• Your goal
Quote every line as given.

**** Dataset content

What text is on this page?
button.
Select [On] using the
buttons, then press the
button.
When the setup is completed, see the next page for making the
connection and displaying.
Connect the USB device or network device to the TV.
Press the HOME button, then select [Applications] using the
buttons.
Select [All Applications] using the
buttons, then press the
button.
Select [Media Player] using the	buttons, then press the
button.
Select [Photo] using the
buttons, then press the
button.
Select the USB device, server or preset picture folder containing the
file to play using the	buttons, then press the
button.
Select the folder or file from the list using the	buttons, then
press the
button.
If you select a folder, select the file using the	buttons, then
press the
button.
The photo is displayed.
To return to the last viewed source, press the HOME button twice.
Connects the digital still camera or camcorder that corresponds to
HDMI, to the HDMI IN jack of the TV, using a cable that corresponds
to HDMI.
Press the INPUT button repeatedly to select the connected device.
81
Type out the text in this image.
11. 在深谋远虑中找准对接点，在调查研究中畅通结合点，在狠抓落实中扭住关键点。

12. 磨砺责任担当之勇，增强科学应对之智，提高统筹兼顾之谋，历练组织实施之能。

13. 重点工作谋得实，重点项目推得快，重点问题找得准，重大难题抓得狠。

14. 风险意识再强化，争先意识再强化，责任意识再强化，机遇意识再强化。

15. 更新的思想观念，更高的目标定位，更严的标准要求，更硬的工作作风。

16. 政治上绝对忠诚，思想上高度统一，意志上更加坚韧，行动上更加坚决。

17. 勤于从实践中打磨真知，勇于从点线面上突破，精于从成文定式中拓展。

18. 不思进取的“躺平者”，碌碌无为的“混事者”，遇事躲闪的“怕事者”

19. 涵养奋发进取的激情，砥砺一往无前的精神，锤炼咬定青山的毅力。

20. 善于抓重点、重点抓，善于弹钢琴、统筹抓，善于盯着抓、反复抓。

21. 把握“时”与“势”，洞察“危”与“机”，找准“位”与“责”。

********

• The output
What text is on this page?
button.
Select [On] using the
buttons, then press the
button.
When the setup is completed, see the next page for making the
connection and displaying.
Connect the USB device or network device to the TV.
Press the HOME button, then select [Applications] using the
buttons.
Select [All Applications] using the
buttons, then press the
button.
Select [Media Player] using the	buttons, then press the
button.
Select [Photo] using the
buttons, then press the
button.
Select the USB device, server or preset picture folder containing the
file to play using the	buttons, then press the
button.
Select the folder or file from the list using the	buttons, then
press the
button.
If you select a folder, select the file using the	buttons, then
press the
button.
The photo is displayed.
To return to the last viewed source, press the HOME button twice.
Connects the digital still camera or camcorder that corresponds to
HDMI, to the HDMI IN jack of the TV, using a cable that corresponds
to HDMI.
Press the INPUT button repeatedly to select the connected device.
81
Type out the text in this image.
11. 在深谋远虑中找准对接点，在调查研究中畅通结合点，在狠抓落实中扭住关键点。

12. 磨砺责任担当之勇，增强科学应对之智，提高统筹兼顾之谋，历练组织实施之能。

13. 重点工作谋得实，重点项目推得快，重点问题找得准，重大难题抓得狠。

14. 风险意识再强化，争先意识再强化，责任意识再强化，机遇意识再强化。

15. 更新的思想观念，更高的目标定位，更严的标准要求，更硬的工作作风。

16. 政治上绝对忠诚，思想上高度统一，意志上更加坚韧，行动上更加坚决。

17. 勤于从实践中打磨真知，勇于从点线面上突破，精于从成文定式中拓展。

18. 不思进取的“躺平者”，碌碌无为的“混事者”，遇事躲闪的“怕事者”

19. 涵养奋发进取的激情，砥砺一往无前的精神，锤炼咬定青山的毅力。

20. 善于抓重点、重点抓，善于弹钢琴、统筹抓，善于盯着抓、反复抓。

21. 把握“时”与“势”，洞察“危”与“机”，找准“位”与“责”。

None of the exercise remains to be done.